_Texto em estudo_.
--------------------------------------------------

As dietas modernas contêm muito menos fibras e muito mais gordura do que as dietas antigas. A ingestão diária de fibra em dietas antigas pode chegar a 100 g, especialmenete solúvel, enquanto adultos em países industrializados normalmente comem apenas 15 g de fibra ao dia, ficando ainda aquém da ingestão diária mínima recomendada de 20–30 g, a depender da faixa etária. Além disso, no ocidente, consome-se mais fibras insolúveis.
Indivíduos vivendo na África rural podem consumir de 60 a 120 g de fibra por dia. Uma das consequências da depleção de fibras é a diminuição na produção de ácidos graxos de cadeia curta, potencialmente favorecendo o estabelecimento da família Enterobacteriaceae, que inclui muitas bactérias patogênicas como Escherichia coli, Salmonella, Proteus, Shigella e Yersinia.

--------------------------------------------------

_Tarefas propostas_.
A: Segundo o texto sobre fibras alimentares, quantos gramas de fibra por dia podem consumir indivíduos que vivem na África rural?
B: Dê prosseguimento ao texto sobre fibras alimentares a partir da última frase apresentada.
As linhas a seguir não têm relação com o texto sobre fibras alimentares.

--------------------------------------------------

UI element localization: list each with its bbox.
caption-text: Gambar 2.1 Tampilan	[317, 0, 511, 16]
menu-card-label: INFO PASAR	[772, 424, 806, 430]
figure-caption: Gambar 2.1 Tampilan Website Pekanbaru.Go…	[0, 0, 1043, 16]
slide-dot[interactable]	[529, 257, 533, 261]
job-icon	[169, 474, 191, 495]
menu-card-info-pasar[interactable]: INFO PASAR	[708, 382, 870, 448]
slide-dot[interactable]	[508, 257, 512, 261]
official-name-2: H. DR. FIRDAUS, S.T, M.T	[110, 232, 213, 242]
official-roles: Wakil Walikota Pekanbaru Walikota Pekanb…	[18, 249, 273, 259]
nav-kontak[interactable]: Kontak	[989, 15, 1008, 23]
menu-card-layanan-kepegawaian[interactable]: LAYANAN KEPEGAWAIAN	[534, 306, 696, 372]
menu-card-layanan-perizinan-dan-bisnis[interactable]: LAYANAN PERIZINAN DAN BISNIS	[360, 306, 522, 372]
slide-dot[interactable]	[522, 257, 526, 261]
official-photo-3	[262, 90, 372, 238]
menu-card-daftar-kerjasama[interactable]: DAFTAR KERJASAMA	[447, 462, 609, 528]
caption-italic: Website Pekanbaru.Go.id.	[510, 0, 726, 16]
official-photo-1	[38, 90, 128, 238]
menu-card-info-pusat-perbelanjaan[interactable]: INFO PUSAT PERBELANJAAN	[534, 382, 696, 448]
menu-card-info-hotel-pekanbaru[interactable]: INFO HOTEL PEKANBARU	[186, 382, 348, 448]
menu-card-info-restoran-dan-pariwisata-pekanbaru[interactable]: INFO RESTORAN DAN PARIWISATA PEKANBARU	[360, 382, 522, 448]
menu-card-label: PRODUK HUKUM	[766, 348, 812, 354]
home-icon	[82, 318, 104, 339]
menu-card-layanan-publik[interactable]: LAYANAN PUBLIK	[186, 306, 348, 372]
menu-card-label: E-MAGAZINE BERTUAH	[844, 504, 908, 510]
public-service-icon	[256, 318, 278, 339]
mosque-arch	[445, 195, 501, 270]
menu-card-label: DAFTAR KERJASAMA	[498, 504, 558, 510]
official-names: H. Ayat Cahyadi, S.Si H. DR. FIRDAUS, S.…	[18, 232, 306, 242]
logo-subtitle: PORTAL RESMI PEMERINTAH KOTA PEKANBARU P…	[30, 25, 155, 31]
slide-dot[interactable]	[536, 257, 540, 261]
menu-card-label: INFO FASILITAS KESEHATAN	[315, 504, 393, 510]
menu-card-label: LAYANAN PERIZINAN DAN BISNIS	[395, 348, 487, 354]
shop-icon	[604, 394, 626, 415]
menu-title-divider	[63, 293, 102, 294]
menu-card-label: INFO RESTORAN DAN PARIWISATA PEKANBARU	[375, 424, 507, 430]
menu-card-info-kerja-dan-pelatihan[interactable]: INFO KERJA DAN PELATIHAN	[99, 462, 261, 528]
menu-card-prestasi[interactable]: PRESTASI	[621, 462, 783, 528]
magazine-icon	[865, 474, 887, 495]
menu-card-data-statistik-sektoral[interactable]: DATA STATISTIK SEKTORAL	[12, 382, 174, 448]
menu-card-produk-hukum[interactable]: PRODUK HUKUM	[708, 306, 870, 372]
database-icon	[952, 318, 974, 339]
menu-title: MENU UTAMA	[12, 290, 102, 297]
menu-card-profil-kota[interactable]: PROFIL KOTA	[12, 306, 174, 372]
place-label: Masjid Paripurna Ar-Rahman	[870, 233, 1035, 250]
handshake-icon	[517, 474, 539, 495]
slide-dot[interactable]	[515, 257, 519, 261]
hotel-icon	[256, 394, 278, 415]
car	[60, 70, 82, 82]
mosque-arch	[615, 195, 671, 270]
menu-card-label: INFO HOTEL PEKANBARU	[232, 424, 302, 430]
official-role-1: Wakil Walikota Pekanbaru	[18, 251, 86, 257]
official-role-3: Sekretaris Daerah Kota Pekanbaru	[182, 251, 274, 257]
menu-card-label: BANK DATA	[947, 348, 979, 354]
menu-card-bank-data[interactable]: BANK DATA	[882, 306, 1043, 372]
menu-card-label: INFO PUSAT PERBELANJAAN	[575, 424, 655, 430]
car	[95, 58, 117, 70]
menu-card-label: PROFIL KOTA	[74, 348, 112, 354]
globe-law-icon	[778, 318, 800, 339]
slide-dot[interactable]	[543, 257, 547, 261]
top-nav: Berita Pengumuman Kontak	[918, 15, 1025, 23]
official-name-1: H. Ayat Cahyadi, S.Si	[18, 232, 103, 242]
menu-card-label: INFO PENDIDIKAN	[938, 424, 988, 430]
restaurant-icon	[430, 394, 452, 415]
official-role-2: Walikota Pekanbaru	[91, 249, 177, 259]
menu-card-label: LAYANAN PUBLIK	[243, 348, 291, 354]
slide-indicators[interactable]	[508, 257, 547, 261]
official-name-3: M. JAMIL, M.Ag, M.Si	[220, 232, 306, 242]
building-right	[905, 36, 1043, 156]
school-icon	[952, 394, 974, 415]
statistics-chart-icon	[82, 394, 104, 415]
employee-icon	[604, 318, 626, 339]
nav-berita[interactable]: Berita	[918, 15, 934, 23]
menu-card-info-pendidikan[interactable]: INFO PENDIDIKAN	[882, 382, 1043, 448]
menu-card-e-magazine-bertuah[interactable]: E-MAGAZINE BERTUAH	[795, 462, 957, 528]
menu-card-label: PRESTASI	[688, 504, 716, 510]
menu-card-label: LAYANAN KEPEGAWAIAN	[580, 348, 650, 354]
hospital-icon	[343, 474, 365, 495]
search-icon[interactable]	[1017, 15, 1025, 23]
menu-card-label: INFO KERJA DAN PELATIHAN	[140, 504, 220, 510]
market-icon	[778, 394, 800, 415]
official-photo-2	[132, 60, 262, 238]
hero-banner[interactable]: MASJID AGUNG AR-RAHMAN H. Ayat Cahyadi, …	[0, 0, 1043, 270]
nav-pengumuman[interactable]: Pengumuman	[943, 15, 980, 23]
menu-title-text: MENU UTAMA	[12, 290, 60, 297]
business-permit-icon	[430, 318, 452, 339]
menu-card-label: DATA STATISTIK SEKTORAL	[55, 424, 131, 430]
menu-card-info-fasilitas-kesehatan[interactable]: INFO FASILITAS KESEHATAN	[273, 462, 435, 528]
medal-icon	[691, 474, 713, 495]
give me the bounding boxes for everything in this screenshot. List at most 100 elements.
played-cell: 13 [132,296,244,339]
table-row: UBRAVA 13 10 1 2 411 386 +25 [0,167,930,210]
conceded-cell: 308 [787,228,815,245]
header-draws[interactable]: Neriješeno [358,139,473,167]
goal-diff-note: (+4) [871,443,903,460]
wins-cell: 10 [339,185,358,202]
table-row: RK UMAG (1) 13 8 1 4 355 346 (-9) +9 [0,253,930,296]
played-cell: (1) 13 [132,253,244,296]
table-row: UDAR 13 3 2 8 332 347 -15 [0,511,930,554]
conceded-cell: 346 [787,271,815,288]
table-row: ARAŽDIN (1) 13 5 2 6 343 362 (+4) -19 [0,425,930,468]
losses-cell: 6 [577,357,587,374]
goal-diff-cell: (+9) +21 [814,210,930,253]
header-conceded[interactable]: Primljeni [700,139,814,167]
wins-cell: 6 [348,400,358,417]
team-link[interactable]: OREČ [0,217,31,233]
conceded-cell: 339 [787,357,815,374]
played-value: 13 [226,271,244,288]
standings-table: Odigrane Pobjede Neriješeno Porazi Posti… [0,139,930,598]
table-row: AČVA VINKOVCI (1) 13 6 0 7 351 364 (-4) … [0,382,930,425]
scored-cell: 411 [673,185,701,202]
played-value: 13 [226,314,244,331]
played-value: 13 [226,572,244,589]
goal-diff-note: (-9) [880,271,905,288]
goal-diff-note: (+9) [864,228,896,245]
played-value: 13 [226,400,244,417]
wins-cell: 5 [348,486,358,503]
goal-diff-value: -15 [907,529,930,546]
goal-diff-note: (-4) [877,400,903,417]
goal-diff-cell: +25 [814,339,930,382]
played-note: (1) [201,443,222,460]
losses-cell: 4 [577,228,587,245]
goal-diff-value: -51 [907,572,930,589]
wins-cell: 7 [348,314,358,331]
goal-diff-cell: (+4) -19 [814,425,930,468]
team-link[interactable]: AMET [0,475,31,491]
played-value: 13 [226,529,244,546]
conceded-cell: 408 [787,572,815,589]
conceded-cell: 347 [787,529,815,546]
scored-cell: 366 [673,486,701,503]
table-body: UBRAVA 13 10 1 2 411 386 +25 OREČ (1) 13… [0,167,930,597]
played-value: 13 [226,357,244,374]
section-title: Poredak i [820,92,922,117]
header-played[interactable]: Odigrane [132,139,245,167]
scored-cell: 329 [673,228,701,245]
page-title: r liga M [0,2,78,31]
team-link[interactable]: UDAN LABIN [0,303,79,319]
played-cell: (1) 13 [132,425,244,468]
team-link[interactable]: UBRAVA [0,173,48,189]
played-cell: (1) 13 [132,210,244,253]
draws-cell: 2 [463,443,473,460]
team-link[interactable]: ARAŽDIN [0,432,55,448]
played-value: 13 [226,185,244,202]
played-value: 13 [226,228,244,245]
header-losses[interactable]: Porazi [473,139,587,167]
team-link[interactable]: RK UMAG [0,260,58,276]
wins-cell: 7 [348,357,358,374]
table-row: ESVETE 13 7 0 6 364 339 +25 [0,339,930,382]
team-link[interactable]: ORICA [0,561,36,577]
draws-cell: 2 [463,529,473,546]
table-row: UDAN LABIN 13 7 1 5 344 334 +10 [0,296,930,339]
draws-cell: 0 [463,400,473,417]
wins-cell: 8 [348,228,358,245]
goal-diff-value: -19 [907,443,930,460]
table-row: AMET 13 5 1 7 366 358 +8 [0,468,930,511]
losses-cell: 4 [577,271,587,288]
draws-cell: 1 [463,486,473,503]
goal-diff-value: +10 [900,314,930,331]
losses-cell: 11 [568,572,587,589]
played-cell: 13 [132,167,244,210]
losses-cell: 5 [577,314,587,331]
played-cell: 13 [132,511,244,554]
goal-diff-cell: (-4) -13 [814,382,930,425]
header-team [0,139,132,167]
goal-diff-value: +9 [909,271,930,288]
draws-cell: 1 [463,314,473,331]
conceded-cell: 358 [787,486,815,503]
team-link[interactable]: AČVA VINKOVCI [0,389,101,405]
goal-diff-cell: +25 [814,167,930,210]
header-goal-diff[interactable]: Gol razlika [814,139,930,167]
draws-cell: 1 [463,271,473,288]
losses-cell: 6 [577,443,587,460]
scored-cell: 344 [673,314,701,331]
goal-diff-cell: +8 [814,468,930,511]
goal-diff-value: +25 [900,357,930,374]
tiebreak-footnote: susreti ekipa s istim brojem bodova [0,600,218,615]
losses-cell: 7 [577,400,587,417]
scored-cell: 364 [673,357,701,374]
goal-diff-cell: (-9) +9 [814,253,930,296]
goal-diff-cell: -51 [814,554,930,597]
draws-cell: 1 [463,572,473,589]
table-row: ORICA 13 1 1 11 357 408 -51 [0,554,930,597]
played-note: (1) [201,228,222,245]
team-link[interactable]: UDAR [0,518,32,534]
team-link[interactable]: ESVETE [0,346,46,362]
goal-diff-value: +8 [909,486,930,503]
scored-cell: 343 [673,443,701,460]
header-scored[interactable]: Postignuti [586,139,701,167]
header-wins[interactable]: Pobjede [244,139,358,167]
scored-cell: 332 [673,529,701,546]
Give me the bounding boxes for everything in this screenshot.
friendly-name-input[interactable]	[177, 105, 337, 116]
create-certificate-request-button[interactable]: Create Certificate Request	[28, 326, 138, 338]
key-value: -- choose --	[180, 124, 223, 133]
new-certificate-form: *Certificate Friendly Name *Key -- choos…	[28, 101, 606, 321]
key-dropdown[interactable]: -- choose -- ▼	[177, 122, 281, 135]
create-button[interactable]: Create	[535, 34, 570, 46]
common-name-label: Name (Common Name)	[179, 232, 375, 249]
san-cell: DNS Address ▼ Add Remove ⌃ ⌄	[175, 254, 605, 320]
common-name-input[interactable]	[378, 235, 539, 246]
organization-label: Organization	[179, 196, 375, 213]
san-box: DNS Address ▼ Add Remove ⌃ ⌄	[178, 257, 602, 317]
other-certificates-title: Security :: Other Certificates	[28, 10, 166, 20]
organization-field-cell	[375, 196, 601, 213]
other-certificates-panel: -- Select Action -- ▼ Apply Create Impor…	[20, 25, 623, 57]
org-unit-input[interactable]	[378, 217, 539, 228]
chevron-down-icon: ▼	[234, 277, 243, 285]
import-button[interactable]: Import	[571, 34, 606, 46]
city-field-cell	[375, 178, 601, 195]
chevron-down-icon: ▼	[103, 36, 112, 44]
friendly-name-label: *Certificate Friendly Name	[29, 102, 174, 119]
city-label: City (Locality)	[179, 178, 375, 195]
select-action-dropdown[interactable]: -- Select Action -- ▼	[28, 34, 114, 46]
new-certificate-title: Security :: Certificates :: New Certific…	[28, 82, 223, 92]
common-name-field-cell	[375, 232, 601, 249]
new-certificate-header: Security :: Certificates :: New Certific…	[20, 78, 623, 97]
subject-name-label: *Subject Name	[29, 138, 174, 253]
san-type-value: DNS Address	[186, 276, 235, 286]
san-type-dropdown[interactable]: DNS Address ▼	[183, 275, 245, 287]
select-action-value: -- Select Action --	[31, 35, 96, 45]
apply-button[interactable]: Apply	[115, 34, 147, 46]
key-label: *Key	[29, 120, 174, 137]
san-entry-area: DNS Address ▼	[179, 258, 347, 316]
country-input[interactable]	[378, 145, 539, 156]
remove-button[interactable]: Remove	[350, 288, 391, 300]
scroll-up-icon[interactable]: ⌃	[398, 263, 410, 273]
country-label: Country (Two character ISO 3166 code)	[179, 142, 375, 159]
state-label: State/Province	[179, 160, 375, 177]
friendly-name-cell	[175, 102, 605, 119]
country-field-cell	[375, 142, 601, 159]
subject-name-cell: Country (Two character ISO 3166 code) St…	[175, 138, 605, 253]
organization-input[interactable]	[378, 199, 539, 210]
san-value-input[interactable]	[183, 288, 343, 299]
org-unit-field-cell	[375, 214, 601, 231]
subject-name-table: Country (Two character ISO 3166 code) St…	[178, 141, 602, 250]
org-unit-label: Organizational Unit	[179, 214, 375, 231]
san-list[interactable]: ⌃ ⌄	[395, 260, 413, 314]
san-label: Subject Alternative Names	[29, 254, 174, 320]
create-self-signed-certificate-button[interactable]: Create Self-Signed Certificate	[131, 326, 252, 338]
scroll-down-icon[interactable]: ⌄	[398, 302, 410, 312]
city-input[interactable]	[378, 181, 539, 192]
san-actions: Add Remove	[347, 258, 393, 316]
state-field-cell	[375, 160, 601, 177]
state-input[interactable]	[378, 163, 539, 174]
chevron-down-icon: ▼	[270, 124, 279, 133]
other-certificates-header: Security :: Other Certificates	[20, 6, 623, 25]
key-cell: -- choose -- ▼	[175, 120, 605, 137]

--------------------------------------------------

_Respostas_.
A: De 60 a 120 g de fibra por dia.

B:
A microbiota é mais diversa estruturalmente e funcionalmente (com capacidades aprimoradas de degradação de polissacarídeos, em particular) em populações rurais e remotas de países em desenvolvimento do que em populações urbanas industrializadas. Alguns táxons ou funções bacterianas podem ter desaparecido do intestino durante a ocidentalização. Os táxons provavelmente perdidos incluem o Treponema, um gênero de bactérias anaeróbicas do filo Spirochaetae altamente especializado na degradação de fibras.
Ocidentalização, deficiência de vitamina D e disbiose intestinal
A ocidentalização teve consequências inesperadas para a saúde humana. Por exemplo, níveis adequados de vitamina D na população escocesa dependeram por mais de 14.000 anos de um equilíbrio tênue entre características biológicas (ou seja, pele despigmentada ao máximo otimizando a produção de vitamina D), exposição à luz solar (ou seja, atividades ao ar livre) e hábitos alimentares (ou seja, consumo de alimentos ricos em vitamina D, como bacalhau ou arenque).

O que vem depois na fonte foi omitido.